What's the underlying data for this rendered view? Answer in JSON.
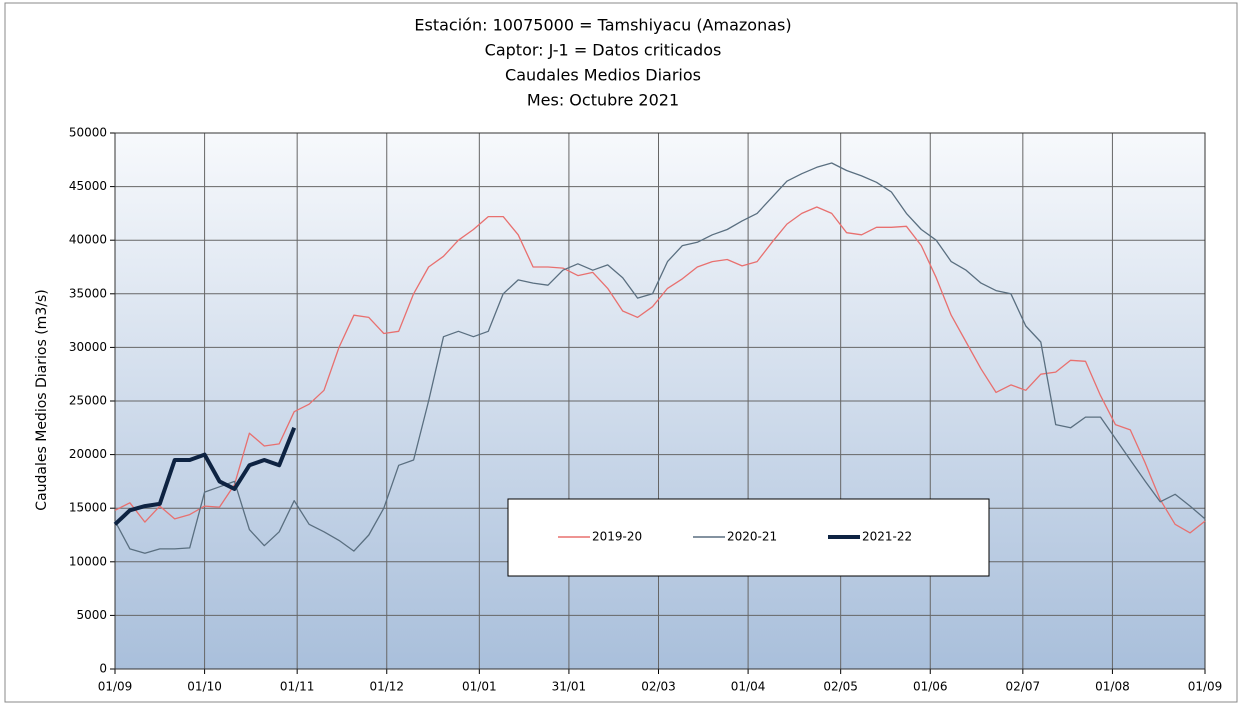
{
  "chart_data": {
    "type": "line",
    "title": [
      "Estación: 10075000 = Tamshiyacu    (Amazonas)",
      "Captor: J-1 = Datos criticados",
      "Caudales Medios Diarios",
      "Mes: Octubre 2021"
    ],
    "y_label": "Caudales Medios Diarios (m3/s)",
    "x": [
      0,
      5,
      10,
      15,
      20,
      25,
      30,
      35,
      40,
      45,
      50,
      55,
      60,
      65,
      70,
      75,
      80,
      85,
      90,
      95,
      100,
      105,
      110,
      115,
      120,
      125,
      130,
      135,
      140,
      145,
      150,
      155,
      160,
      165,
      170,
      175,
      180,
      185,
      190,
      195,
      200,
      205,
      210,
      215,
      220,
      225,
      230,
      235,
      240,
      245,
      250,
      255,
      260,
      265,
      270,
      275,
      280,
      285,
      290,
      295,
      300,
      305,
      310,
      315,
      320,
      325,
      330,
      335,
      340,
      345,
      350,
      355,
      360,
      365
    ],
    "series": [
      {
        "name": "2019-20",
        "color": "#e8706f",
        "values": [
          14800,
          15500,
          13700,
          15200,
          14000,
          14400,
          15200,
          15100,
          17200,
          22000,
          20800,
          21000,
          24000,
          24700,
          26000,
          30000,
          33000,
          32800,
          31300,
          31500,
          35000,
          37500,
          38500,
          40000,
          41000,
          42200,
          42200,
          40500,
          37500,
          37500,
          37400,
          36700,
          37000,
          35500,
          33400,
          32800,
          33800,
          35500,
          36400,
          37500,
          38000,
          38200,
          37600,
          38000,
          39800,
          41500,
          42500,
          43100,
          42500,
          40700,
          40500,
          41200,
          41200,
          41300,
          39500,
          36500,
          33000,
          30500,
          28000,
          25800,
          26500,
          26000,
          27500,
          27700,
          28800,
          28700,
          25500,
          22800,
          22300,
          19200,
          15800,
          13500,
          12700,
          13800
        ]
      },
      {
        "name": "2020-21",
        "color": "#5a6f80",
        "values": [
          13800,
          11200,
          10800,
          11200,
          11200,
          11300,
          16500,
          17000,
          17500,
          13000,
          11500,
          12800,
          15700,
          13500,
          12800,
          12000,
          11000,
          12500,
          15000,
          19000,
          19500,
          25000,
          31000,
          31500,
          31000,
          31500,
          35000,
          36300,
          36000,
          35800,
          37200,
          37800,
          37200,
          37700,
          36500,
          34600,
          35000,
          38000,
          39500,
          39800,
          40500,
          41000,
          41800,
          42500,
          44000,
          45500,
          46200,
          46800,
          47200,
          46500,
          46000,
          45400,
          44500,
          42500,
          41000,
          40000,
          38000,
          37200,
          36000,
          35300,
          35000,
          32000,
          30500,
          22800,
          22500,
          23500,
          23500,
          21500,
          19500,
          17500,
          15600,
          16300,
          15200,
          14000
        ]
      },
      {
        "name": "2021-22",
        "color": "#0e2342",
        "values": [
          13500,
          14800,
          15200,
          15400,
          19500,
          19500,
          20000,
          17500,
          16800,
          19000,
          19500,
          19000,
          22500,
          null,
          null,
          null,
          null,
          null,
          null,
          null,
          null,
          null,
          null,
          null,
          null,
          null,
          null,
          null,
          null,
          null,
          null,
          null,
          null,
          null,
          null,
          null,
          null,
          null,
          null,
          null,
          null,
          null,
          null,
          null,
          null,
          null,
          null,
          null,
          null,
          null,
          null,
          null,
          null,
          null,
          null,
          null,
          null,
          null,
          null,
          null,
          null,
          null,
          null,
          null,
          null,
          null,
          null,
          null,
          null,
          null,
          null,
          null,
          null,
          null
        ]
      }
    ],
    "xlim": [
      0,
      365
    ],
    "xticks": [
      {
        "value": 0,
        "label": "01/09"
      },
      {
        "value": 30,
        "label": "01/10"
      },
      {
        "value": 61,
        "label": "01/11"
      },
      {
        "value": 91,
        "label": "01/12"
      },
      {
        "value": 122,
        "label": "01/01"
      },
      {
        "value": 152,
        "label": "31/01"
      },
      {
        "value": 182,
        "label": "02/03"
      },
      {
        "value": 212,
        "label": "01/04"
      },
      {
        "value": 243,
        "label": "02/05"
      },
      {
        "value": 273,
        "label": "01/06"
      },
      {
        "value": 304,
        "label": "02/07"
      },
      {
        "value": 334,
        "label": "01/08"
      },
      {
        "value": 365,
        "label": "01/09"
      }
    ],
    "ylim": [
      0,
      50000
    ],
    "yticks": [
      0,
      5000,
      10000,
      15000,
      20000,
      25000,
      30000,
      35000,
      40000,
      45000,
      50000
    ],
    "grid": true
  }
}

+++

__TASK INSTRUCTIONS__
Show each line of the listing that holds the string "Caudales".

__ANSWER TO THE TASK__
      "Caudales Medios Diarios",
    "y_label": "Caudales Medios Diarios (m3/s)",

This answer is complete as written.